> _Element-and-box listings_
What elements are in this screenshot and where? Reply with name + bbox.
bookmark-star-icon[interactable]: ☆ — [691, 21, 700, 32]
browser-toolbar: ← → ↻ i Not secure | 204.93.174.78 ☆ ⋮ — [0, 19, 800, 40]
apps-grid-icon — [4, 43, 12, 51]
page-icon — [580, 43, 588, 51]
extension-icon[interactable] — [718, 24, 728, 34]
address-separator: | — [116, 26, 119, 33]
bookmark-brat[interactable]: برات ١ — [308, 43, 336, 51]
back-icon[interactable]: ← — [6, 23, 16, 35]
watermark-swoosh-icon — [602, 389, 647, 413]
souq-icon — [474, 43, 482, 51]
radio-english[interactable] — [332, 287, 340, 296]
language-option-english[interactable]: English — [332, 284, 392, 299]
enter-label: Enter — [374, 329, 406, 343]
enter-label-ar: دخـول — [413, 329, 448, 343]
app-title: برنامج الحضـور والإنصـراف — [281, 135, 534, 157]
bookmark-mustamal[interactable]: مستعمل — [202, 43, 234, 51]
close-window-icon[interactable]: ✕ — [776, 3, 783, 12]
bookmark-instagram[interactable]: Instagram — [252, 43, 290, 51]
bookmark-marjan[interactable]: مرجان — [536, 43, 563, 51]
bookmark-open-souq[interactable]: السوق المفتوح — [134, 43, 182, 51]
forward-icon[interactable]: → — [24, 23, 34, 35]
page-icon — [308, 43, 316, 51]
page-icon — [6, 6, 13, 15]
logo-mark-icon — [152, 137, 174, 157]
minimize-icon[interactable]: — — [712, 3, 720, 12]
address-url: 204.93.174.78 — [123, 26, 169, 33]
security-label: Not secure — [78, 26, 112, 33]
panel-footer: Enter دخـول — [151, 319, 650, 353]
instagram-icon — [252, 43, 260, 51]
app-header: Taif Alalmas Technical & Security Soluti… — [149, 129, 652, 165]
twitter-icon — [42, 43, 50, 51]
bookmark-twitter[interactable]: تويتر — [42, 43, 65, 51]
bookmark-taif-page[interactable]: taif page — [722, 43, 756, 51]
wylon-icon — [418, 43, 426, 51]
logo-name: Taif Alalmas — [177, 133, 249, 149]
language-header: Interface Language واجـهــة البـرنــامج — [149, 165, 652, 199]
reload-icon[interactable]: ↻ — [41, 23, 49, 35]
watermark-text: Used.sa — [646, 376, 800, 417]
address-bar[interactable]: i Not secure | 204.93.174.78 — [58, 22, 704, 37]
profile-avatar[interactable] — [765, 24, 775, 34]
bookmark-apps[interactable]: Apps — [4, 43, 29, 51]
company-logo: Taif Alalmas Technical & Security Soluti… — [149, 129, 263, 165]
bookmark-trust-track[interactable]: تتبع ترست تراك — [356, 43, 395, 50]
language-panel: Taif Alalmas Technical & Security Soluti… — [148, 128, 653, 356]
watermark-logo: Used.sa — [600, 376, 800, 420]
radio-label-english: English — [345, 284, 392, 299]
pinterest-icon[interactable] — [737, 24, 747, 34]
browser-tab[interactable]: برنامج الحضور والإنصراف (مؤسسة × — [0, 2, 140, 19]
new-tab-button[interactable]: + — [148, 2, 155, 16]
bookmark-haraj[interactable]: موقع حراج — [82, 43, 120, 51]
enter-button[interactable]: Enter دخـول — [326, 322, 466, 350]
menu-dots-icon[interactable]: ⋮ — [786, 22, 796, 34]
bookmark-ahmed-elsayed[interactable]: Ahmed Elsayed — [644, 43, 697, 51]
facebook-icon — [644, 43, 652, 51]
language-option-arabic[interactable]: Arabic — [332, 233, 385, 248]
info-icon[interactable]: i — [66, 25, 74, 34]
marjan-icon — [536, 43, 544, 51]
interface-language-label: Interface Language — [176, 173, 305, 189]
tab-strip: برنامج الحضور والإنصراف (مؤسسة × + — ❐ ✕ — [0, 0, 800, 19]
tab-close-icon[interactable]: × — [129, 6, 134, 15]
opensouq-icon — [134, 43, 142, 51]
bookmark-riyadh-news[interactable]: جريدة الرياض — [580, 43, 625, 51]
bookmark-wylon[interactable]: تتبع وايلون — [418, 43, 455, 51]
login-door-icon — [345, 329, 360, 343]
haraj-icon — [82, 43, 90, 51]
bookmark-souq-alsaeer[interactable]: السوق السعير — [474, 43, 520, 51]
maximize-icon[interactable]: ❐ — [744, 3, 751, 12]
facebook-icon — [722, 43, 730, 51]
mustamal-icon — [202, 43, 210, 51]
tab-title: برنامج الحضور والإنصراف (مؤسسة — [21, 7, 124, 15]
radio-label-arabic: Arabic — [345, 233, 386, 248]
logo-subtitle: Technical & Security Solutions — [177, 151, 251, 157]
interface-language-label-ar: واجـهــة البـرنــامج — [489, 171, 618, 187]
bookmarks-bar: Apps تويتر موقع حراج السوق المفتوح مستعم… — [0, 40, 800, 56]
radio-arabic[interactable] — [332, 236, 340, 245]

> _DIRECTIONS FOR THIS TASK_
Please turn the material above into a JSON list of strings, one string per line, skipping any blank lines.

> _RESPONSE TO THE EXERCISE_
[
  "What elements are in this screenshot and where? Reply with name + bbox.",
  "bookmark-star-icon[interactable]: ☆ — [691, 21, 700, 32]",
  "browser-toolbar: ← → ↻ i Not secure | 204.93.174.78 ☆ ⋮ — [0, 19, 800, 40]",
  "apps-grid-icon — [4, 43, 12, 51]",
  "page-icon — [580, 43, 588, 51]",
  "extension-icon[interactable] — [718, 24, 728, 34]",
  "address-separator: | — [116, 26, 119, 33]",
  "bookmark-brat[interactable]: برات ١ — [308, 43, 336, 51]",
  "back-icon[interactable]: ← — [6, 23, 16, 35]",
  "watermark-swoosh-icon — [602, 389, 647, 413]",
  "souq-icon — [474, 43, 482, 51]",
  "radio-english[interactable] — [332, 287, 340, 296]",
  "language-option-english[interactable]: English — [332, 284, 392, 299]",
  "enter-label: Enter — [374, 329, 406, 343]",
  "enter-label-ar: دخـول — [413, 329, 448, 343]",
  "app-title: برنامج الحضـور والإنصـراف — [281, 135, 534, 157]",
  "bookmark-mustamal[interactable]: مستعمل — [202, 43, 234, 51]",
  "close-window-icon[interactable]: ✕ — [776, 3, 783, 12]",
  "bookmark-instagram[interactable]: Instagram — [252, 43, 290, 51]",
  "bookmark-marjan[interactable]: مرجان — [536, 43, 563, 51]",
  "bookmark-open-souq[interactable]: السوق المفتوح — [134, 43, 182, 51]",
  "forward-icon[interactable]: → — [24, 23, 34, 35]",
  "page-icon — [308, 43, 316, 51]",
  "page-icon — [6, 6, 13, 15]",
  "logo-mark-icon — [152, 137, 174, 157]",
  "minimize-icon[interactable]: — — [712, 3, 720, 12]",
  "address-url: 204.93.174.78 — [123, 26, 169, 33]",
  "security-label: Not secure — [78, 26, 112, 33]",
  "panel-footer: Enter دخـول — [151, 319, 650, 353]",
  "instagram-icon — [252, 43, 260, 51]",
  "app-header: Taif Alalmas Technical & Security Soluti… — [149, 129, 652, 165]",
  "twitter-icon — [42, 43, 50, 51]",
  "bookmark-twitter[interactable]: تويتر — [42, 43, 65, 51]",
  "bookmark-taif-page[interactable]: taif page — [722, 43, 756, 51]",
  "wylon-icon — [418, 43, 426, 51]",
  "logo-name: Taif Alalmas — [177, 133, 249, 149]",
  "language-header: Interface Language واجـهــة البـرنــامج — [149, 165, 652, 199]",
  "reload-icon[interactable]: ↻ — [41, 23, 49, 35]",
  "watermark-text: Used.sa — [646, 376, 800, 417]",
  "address-bar[interactable]: i Not secure | 204.93.174.78 — [58, 22, 704, 37]",
  "profile-avatar[interactable] — [765, 24, 775, 34]",
  "bookmark-apps[interactable]: Apps — [4, 43, 29, 51]",
  "company-logo: Taif Alalmas Technical & Security Soluti… — [149, 129, 263, 165]",
  "bookmark-trust-track[interactable]: تتبع ترست تراك — [356, 43, 395, 50]",
  "language-panel: Taif Alalmas Technical & Security Soluti… — [148, 128, 653, 356]",
  "watermark-logo: Used.sa — [600, 376, 800, 420]",
  "radio-label-english: English — [345, 284, 392, 299]",
  "pinterest-icon[interactable] — [737, 24, 747, 34]",
  "browser-tab[interactable]: برنامج الحضور والإنصراف (مؤسسة × — [0, 2, 140, 19]",
  "new-tab-button[interactable]: + — [148, 2, 155, 16]",
  "bookmark-haraj[interactable]: موقع حراج — [82, 43, 120, 51]",
  "enter-button[interactable]: Enter دخـول — [326, 322, 466, 350]",
  "menu-dots-icon[interactable]: ⋮ — [786, 22, 796, 34]",
  "bookmark-ahmed-elsayed[interactable]: Ahmed Elsayed — [644, 43, 697, 51]",
  "facebook-icon — [644, 43, 652, 51]",
  "language-option-arabic[interactable]: Arabic — [332, 233, 385, 248]",
  "info-icon[interactable]: i — [66, 25, 74, 34]",
  "marjan-icon — [536, 43, 544, 51]",
  "interface-language-label: Interface Language — [176, 173, 305, 189]",
  "tab-strip: برنامج الحضور والإنصراف (مؤسسة × + — ❐ ✕ — [0, 0, 800, 19]",
  "tab-close-icon[interactable]: × — [129, 6, 134, 15]",
  "opensouq-icon — [134, 43, 142, 51]",
  "bookmark-riyadh-news[interactable]: جريدة الرياض — [580, 43, 625, 51]",
  "bookmark-wylon[interactable]: تتبع وايلون — [418, 43, 455, 51]",
  "login-door-icon — [345, 329, 360, 343]",
  "haraj-icon — [82, 43, 90, 51]",
  "bookmark-souq-alsaeer[interactable]: السوق السعير — [474, 43, 520, 51]",
  "maximize-icon[interactable]: ❐ — [744, 3, 751, 12]",
  "facebook-icon — [722, 43, 730, 51]",
  "mustamal-icon — [202, 43, 210, 51]",
  "tab-title: برنامج الحضور والإنصراف (مؤسسة — [21, 7, 124, 15]",
  "radio-label-arabic: Arabic — [345, 233, 386, 248]",
  "logo-subtitle: Technical & Security Solutions — [177, 151, 251, 157]",
  "interface-language-label-ar: واجـهــة البـرنــامج — [489, 171, 618, 187]",
  "bookmarks-bar: Apps تويتر موقع حراج السوق المفتوح مستعم… — [0, 40, 800, 56]",
  "radio-arabic[interactable] — [332, 236, 340, 245]"
]